+++ Document section

Lichatowich’s rejoinder might lie in the chapter, “A Story of Two Rivers,” which compares the Columbia’s history to that of its sister to the north, British Columbia’s Fraser River. The lesson of the chapter is that the nonecological approach taken with the Columbia River was not inevitable. Both the Fraser and the Columbia were major salmon rivers, and both were in decline by the 1920s. In contrast to the actions taken with the Columbia, fisheries managers on the Fraser paid close attention to emerging biological science and made a commitment to protect the river’s natural capacity to produce salmon. This reliance on natural systems rather than a system dominated by hatcheries led to different futures for the Fraser and the Columbia. The Fraser’s dams are located on upper tributaries that are beyond the limits of the salmon migration; the river’s main stem flows free. Today, while salmon are struggling on the Columbia, the Fraser runs are booming.
Lichatowich attributes this difference in large part to the Canadians’ willingness to listen to science, which in his view leads inexorably to an ecological approach to salmon management. But he points out that the Columbia’s problems also stem from the complexity and fragmentation of its governance. University of Colorado law professor Charles Wilkinson once traced a migrating salmon through 17 different management jurisdictions, and he didn’t bother to count the various agencies and owners who control the land and water in the salmon’s freshwater ecosystem. The accumulation of overlapping and competing authorities contributes to the Columbia’s reputation as a kind of black hole in natural resource policy.

++++++

Apply what you read:
(A) In the passage on Columbia and Fraser salmon, rewrite the paragraph beginning "Lichatowich attributes this difference" more briefly, keeping its main facts.
(B) Carry on the passage on Columbia and Fraser salmon, picking up right after its final sentence.

+++ Source material

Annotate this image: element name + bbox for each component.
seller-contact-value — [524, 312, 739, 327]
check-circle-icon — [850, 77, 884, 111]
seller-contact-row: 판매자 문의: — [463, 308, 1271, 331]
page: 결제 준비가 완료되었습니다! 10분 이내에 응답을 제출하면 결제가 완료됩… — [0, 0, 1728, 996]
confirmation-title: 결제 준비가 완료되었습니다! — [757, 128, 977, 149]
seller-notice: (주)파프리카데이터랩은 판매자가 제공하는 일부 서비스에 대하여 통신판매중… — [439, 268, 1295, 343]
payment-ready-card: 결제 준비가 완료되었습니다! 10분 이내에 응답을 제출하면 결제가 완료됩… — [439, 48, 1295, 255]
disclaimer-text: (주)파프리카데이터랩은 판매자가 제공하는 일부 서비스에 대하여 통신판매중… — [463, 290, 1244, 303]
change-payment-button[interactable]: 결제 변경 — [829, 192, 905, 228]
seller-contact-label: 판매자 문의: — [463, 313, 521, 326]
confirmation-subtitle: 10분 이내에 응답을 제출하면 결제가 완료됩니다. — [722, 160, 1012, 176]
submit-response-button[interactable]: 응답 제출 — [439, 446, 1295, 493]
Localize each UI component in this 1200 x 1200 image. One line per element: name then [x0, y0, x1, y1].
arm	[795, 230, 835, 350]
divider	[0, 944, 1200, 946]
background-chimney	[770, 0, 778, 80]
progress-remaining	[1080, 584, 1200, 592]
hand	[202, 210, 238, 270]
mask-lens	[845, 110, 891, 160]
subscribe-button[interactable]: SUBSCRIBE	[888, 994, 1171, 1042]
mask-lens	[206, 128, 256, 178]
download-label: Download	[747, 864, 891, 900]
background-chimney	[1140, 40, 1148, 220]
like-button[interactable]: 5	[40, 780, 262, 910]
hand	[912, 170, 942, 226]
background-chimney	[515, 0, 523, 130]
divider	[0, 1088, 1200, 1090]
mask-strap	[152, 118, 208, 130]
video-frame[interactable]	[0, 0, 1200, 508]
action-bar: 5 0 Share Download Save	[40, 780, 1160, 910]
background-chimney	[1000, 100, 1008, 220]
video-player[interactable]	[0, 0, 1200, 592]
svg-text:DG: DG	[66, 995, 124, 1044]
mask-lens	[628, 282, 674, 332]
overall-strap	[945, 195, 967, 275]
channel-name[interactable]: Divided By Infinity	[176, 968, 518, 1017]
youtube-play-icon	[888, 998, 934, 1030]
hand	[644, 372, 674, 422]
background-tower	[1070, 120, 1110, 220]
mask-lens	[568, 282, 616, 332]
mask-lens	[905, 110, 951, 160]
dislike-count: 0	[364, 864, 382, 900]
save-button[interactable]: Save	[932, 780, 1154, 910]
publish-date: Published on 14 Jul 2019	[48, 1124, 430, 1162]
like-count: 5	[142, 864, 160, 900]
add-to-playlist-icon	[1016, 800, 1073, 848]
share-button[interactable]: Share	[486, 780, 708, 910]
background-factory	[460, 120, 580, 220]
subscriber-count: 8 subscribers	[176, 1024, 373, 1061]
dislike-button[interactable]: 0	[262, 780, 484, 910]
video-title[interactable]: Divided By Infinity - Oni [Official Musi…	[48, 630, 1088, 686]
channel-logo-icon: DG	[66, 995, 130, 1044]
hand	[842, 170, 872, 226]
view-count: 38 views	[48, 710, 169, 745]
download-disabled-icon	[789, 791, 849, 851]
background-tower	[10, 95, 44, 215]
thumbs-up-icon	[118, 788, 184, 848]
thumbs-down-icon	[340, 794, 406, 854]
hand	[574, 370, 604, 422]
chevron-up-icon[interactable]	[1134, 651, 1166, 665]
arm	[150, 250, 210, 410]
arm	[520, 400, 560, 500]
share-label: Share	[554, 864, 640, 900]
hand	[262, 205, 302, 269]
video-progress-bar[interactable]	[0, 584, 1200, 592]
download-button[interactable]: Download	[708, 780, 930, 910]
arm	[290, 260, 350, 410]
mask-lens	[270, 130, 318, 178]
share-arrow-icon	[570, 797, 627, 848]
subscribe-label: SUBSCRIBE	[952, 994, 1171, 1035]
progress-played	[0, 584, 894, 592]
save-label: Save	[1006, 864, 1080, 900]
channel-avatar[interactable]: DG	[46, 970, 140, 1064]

++++++

Results for the exercise:
(A) Lichatowich credits the difference largely to the Canadians' willingness to heed science, which he believes leads to ecological salmon management. He also traces the Columbia's troubles to its complex, fragmented governance. University of Colorado law professor Charles Wilkinson once followed a migrating salmon through 17 management jurisdictions, and that count left out the agencies and owners who control the land and water in its freshwater ecosystem. These overlapping, competing authorities help give the Columbia its reputation as a black hole in natural resource policy.

(B)
In contrast, the Fraser’s keepers chose centralized governance. The International Pacific Salmon Fisheries Commission, which began its work on the Fraser in 1937, fostered a common vision, proved more willing to use science, and paid attention to the answers. The still small voice of science managed to trump the technological imperative.
Salmon Without Rivers brings depth, insight, and readability to a timely subject. In the end, Lichatowich, like other good historians, offers lessons on the issues of the day. He tells us that the stories we tell ourselves about the world guide our behavior and have real consequences. He urges us to pay attention to these stories, to build institutions that can perceive their consequences, and to remember that ultimately we cannot leave decisions about what is right and beautiful to science. For Lichatowich, what is right and beautiful is a cool stream running with salmon.